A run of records
+++

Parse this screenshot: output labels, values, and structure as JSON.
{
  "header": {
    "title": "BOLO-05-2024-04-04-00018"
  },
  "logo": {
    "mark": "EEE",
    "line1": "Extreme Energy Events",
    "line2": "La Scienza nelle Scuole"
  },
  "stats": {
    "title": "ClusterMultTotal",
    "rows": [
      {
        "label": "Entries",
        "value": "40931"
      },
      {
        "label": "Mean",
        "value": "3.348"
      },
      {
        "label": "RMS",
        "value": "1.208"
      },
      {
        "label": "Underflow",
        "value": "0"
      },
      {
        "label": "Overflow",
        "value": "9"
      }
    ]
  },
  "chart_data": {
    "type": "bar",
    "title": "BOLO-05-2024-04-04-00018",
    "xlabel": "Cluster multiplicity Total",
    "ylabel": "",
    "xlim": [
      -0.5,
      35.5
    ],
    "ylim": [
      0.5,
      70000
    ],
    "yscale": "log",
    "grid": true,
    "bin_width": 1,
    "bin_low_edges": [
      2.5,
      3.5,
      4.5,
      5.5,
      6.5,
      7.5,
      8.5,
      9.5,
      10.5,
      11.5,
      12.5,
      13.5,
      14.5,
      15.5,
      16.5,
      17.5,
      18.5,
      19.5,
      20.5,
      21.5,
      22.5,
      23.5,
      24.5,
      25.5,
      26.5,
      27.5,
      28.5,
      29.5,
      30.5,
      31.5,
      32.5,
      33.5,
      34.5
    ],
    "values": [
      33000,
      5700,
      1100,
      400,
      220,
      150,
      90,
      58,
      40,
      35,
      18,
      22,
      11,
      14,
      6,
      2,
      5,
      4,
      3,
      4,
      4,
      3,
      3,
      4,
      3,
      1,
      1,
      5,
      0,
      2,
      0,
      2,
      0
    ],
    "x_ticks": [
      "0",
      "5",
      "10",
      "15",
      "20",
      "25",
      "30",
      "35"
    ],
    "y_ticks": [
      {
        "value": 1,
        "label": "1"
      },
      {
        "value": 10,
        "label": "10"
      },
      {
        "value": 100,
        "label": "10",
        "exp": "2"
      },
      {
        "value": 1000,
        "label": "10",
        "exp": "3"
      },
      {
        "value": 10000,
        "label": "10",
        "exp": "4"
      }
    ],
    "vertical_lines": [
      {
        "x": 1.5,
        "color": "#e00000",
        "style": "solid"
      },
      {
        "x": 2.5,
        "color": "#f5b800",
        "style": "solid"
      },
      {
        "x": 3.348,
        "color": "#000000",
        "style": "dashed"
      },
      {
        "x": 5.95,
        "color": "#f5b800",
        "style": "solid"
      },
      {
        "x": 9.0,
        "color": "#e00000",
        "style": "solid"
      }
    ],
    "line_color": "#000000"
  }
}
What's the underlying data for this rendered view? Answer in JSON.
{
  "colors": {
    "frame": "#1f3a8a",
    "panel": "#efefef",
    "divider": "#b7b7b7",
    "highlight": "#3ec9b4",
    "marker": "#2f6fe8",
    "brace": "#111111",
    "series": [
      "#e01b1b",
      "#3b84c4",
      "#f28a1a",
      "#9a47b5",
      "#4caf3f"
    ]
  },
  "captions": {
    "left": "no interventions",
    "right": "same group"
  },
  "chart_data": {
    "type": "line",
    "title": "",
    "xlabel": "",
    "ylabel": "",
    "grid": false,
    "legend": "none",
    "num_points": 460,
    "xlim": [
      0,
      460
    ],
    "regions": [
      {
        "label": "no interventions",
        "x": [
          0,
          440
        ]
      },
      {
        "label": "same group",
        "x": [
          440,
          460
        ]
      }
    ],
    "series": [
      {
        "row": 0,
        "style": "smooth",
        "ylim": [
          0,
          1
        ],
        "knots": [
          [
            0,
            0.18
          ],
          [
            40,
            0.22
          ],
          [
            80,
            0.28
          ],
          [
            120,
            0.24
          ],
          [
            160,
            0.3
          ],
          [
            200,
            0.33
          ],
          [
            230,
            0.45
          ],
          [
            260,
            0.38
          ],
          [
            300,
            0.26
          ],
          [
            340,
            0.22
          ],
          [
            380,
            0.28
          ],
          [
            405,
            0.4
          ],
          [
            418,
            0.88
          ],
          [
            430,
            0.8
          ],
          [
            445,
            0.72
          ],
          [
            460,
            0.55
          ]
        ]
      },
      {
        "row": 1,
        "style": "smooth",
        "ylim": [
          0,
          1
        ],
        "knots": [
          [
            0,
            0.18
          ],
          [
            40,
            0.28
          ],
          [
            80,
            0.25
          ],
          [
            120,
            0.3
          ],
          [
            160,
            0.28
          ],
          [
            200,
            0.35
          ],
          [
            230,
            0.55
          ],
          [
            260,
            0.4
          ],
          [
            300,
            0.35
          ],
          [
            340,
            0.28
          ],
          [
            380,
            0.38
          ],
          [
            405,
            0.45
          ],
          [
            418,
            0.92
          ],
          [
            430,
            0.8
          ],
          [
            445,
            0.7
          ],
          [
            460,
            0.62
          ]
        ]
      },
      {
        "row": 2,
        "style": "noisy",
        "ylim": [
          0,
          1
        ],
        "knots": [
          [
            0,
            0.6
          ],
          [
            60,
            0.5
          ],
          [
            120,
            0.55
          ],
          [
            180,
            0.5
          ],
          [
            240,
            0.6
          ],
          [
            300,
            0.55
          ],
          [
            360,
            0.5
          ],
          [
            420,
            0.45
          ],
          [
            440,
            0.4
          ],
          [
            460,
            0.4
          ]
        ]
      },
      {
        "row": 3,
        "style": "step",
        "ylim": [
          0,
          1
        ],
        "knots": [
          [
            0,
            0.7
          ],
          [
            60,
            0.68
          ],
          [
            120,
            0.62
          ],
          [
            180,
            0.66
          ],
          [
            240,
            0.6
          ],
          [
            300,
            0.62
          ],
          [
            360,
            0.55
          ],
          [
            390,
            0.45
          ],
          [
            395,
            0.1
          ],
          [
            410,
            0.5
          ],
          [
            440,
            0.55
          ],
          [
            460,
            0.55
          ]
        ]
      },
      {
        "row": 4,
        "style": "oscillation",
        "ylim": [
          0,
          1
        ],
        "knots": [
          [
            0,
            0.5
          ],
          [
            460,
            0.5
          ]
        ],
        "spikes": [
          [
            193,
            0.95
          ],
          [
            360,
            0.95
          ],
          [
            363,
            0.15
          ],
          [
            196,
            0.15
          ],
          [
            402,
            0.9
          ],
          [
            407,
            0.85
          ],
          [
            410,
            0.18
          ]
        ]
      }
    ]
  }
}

+++

- **TASK PROMPT**
Find all lines where the word "values" appears. Copy them.

- **OUTPUT OF THE TASK**
Parse this screenshot: output labels, values, and structure as JSON.
    "values": [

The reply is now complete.